Your objective: Print all of the entries exactly, minus the pictures.

— Begin —

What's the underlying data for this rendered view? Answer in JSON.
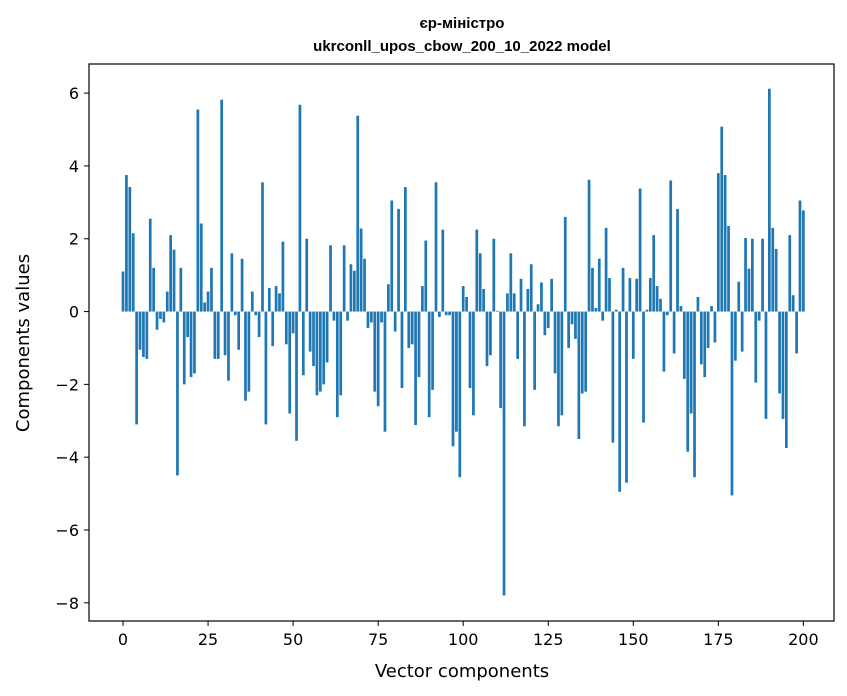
{
  "chart_data": {
    "type": "bar",
    "title_line1": "єр-міністро",
    "title_line2": "ukrconll_upos_cbow_200_10_2022 model",
    "xlabel": "Vector components",
    "ylabel": "Components values",
    "xlim": [
      -10,
      209
    ],
    "ylim": [
      -8.5,
      6.8
    ],
    "x_ticks": [
      0,
      25,
      50,
      75,
      100,
      125,
      150,
      175,
      200
    ],
    "x_tick_labels": [
      "0",
      "25",
      "50",
      "75",
      "100",
      "125",
      "150",
      "175",
      "200"
    ],
    "y_ticks": [
      -8,
      -6,
      -4,
      -2,
      0,
      2,
      4,
      6
    ],
    "y_tick_labels": [
      "−8",
      "−6",
      "−4",
      "−2",
      "0",
      "2",
      "4",
      "6"
    ],
    "bar_color": "#1f77b4",
    "grid": false,
    "values": [
      1.1,
      3.75,
      3.42,
      2.15,
      -3.1,
      -1.05,
      -1.25,
      -1.3,
      2.55,
      1.2,
      -0.5,
      -0.2,
      -0.3,
      0.55,
      2.1,
      1.7,
      -4.5,
      1.2,
      -2.0,
      -0.7,
      -1.8,
      -1.7,
      5.55,
      2.42,
      0.25,
      0.55,
      1.2,
      -1.3,
      -1.3,
      5.82,
      -1.2,
      -1.9,
      1.6,
      -0.1,
      -1.05,
      1.45,
      -2.45,
      -2.2,
      0.55,
      -0.1,
      -0.7,
      3.55,
      -3.1,
      0.65,
      -0.95,
      0.7,
      0.5,
      1.92,
      -0.9,
      -2.8,
      -0.6,
      -3.55,
      5.68,
      -1.75,
      2.0,
      -1.1,
      -1.5,
      -2.3,
      -2.2,
      -2.0,
      -1.4,
      1.82,
      -0.25,
      -2.9,
      -2.3,
      1.82,
      -0.25,
      1.3,
      1.12,
      5.38,
      2.28,
      1.45,
      -0.45,
      -0.3,
      -2.2,
      -2.6,
      -0.3,
      -3.3,
      0.75,
      3.05,
      -0.55,
      2.82,
      -2.1,
      3.42,
      -1.0,
      -0.9,
      -3.12,
      -1.8,
      0.7,
      1.95,
      -2.9,
      -2.15,
      3.55,
      -0.15,
      2.25,
      -0.1,
      -0.1,
      -3.7,
      -3.3,
      -4.55,
      0.7,
      0.4,
      -2.1,
      -2.85,
      2.25,
      1.6,
      0.62,
      -1.5,
      -1.2,
      2.0,
      0.02,
      -2.65,
      -7.8,
      0.5,
      1.6,
      0.5,
      -1.3,
      0.9,
      -3.15,
      0.62,
      1.3,
      -2.15,
      0.2,
      0.8,
      -0.65,
      -0.45,
      0.9,
      -1.7,
      -3.15,
      -2.85,
      2.6,
      -1.0,
      -0.35,
      -0.75,
      -3.5,
      -2.25,
      -2.2,
      3.62,
      1.2,
      0.1,
      1.45,
      -0.25,
      2.3,
      0.92,
      -3.6,
      0.05,
      -4.95,
      1.2,
      -4.7,
      0.92,
      -1.3,
      0.9,
      3.38,
      -3.05,
      0.05,
      0.92,
      2.1,
      0.7,
      0.35,
      -1.65,
      -0.1,
      3.6,
      -1.15,
      2.82,
      0.15,
      -1.85,
      -3.85,
      -2.8,
      -4.55,
      0.4,
      -1.45,
      -1.8,
      -1.0,
      0.15,
      -0.85,
      3.8,
      5.08,
      3.75,
      2.35,
      -5.05,
      -1.35,
      0.82,
      -1.1,
      2.02,
      1.18,
      2.0,
      -1.95,
      -0.25,
      2.0,
      -2.95,
      6.12,
      2.3,
      1.72,
      -2.25,
      -2.95,
      -3.75,
      2.1,
      0.45,
      -1.15,
      3.05,
      2.78
    ]
  }
}
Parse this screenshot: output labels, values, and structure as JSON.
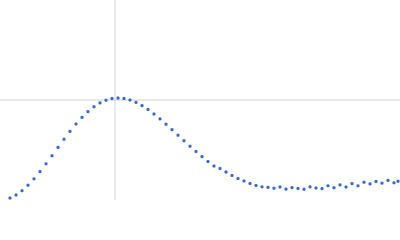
{
  "chart_data": {
    "type": "scatter",
    "x": [
      10,
      16,
      22,
      28,
      34,
      40,
      46,
      52,
      58,
      64,
      70,
      76,
      82,
      88,
      94,
      100,
      106,
      112,
      118,
      124,
      130,
      136,
      142,
      148,
      154,
      160,
      166,
      172,
      178,
      184,
      190,
      196,
      202,
      208,
      214,
      220,
      226,
      232,
      238,
      244,
      250,
      256,
      262,
      268,
      274,
      280,
      286,
      292,
      298,
      304,
      310,
      316,
      322,
      328,
      334,
      340,
      346,
      352,
      358,
      364,
      370,
      376,
      382,
      388,
      394,
      398
    ],
    "series": [
      {
        "color": "#3a6bc4",
        "values": [
          2.0,
          5.0,
          9.3,
          14.8,
          21.2,
          28.4,
          36.2,
          44.3,
          52.6,
          60.8,
          68.6,
          76.0,
          82.6,
          88.4,
          93.3,
          97.1,
          99.8,
          101.5,
          102,
          101.5,
          100,
          97.6,
          94.4,
          90.5,
          86,
          81.1,
          75.8,
          70.4,
          64.8,
          59.3,
          53.8,
          48.5,
          43.4,
          38.5,
          34.0,
          31.5,
          28,
          24.5,
          21.5,
          19,
          16.5,
          14.5,
          13.2,
          12.6,
          11.8,
          13.0,
          10.9,
          12.4,
          11.5,
          10.8,
          13.1,
          12.0,
          11.4,
          14.2,
          12.3,
          15.1,
          13.0,
          16.4,
          14.2,
          17.8,
          16.1,
          18.5,
          16.9,
          19.6,
          17.2,
          18.8
        ]
      }
    ],
    "xlim": [
      0,
      400
    ],
    "ylim": [
      0,
      200
    ],
    "xgrid": [
      115
    ],
    "ygrid": [
      100
    ]
  }
}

— End —

Exercise answer:
What's the underlying data for this rendered view? Answer in JSON.
{
  "chart_data": {
    "type": "bar",
    "title_line1": "єр-міністро",
    "title_line2": "ukrconll_upos_cbow_200_10_2022 model",
    "xlabel": "Vector components",
    "ylabel": "Components values",
    "xlim": [
      -10,
      209
    ],
    "ylim": [
      -8.5,
      6.8
    ],
    "x_ticks": [
      0,
      25,
      50,
      75,
      100,
      125,
      150,
      175,
      200
    ],
    "x_tick_labels": [
      "0",
      "25",
      "50",
      "75",
      "100",
      "125",
      "150",
      "175",
      "200"
    ],
    "y_ticks": [
      -8,
      -6,
      -4,
      -2,
      0,
      2,
      4,
      6
    ],
    "y_tick_labels": [
      "−8",
      "−6",
      "−4",
      "−2",
      "0",
      "2",
      "4",
      "6"
    ],
    "bar_color": "#1f77b4",
    "grid": false,
    "values": [
      1.1,
      3.75,
      3.42,
      2.15,
      -3.1,
      -1.05,
      -1.25,
      -1.3,
      2.55,
      1.2,
      -0.5,
      -0.2,
      -0.3,
      0.55,
      2.1,
      1.7,
      -4.5,
      1.2,
      -2.0,
      -0.7,
      -1.8,
      -1.7,
      5.55,
      2.42,
      0.25,
      0.55,
      1.2,
      -1.3,
      -1.3,
      5.82,
      -1.2,
      -1.9,
      1.6,
      -0.1,
      -1.05,
      1.45,
      -2.45,
      -2.2,
      0.55,
      -0.1,
      -0.7,
      3.55,
      -3.1,
      0.65,
      -0.95,
      0.7,
      0.5,
      1.92,
      -0.9,
      -2.8,
      -0.6,
      -3.55,
      5.68,
      -1.75,
      2.0,
      -1.1,
      -1.5,
      -2.3,
      -2.2,
      -2.0,
      -1.4,
      1.82,
      -0.25,
      -2.9,
      -2.3,
      1.82,
      -0.25,
      1.3,
      1.12,
      5.38,
      2.28,
      1.45,
      -0.45,
      -0.3,
      -2.2,
      -2.6,
      -0.3,
      -3.3,
      0.75,
      3.05,
      -0.55,
      2.82,
      -2.1,
      3.42,
      -1.0,
      -0.9,
      -3.12,
      -1.8,
      0.7,
      1.95,
      -2.9,
      -2.15,
      3.55,
      -0.15,
      2.25,
      -0.1,
      -0.1,
      -3.7,
      -3.3,
      -4.55,
      0.7,
      0.4,
      -2.1,
      -2.85,
      2.25,
      1.6,
      0.62,
      -1.5,
      -1.2,
      2.0,
      0.02,
      -2.65,
      -7.8,
      0.5,
      1.6,
      0.5,
      -1.3,
      0.9,
      -3.15,
      0.62,
      1.3,
      -2.15,
      0.2,
      0.8,
      -0.65,
      -0.45,
      0.9,
      -1.7,
      -3.15,
      -2.85,
      2.6,
      -1.0,
      -0.35,
      -0.75,
      -3.5,
      -2.25,
      -2.2,
      3.62,
      1.2,
      0.1,
      1.45,
      -0.25,
      2.3,
      0.92,
      -3.6,
      0.05,
      -4.95,
      1.2,
      -4.7,
      0.92,
      -1.3,
      0.9,
      3.38,
      -3.05,
      0.05,
      0.92,
      2.1,
      0.7,
      0.35,
      -1.65,
      -0.1,
      3.6,
      -1.15,
      2.82,
      0.15,
      -1.85,
      -3.85,
      -2.8,
      -4.55,
      0.4,
      -1.45,
      -1.8,
      -1.0,
      0.15,
      -0.85,
      3.8,
      5.08,
      3.75,
      2.35,
      -5.05,
      -1.35,
      0.82,
      -1.1,
      2.02,
      1.18,
      2.0,
      -1.95,
      -0.25,
      2.0,
      -2.95,
      6.12,
      2.3,
      1.72,
      -2.25,
      -2.95,
      -3.75,
      2.1,
      0.45,
      -1.15,
      3.05,
      2.78
    ]
  }
}
Parse this screenshot: output labels, values, and structure as JSON.
{
  "chart_data": {
    "type": "scatter",
    "x": [
      10,
      16,
      22,
      28,
      34,
      40,
      46,
      52,
      58,
      64,
      70,
      76,
      82,
      88,
      94,
      100,
      106,
      112,
      118,
      124,
      130,
      136,
      142,
      148,
      154,
      160,
      166,
      172,
      178,
      184,
      190,
      196,
      202,
      208,
      214,
      220,
      226,
      232,
      238,
      244,
      250,
      256,
      262,
      268,
      274,
      280,
      286,
      292,
      298,
      304,
      310,
      316,
      322,
      328,
      334,
      340,
      346,
      352,
      358,
      364,
      370,
      376,
      382,
      388,
      394,
      398
    ],
    "series": [
      {
        "color": "#3a6bc4",
        "values": [
          2.0,
          5.0,
          9.3,
          14.8,
          21.2,
          28.4,
          36.2,
          44.3,
          52.6,
          60.8,
          68.6,
          76.0,
          82.6,
          88.4,
          93.3,
          97.1,
          99.8,
          101.5,
          102,
          101.5,
          100,
          97.6,
          94.4,
          90.5,
          86,
          81.1,
          75.8,
          70.4,
          64.8,
          59.3,
          53.8,
          48.5,
          43.4,
          38.5,
          34.0,
          31.5,
          28,
          24.5,
          21.5,
          19,
          16.5,
          14.5,
          13.2,
          12.6,
          11.8,
          13.0,
          10.9,
          12.4,
          11.5,
          10.8,
          13.1,
          12.0,
          11.4,
          14.2,
          12.3,
          15.1,
          13.0,
          16.4,
          14.2,
          17.8,
          16.1,
          18.5,
          16.9,
          19.6,
          17.2,
          18.8
        ]
      }
    ],
    "xlim": [
      0,
      400
    ],
    "ylim": [
      0,
      200
    ],
    "xgrid": [
      115
    ],
    "ygrid": [
      100
    ]
  }
}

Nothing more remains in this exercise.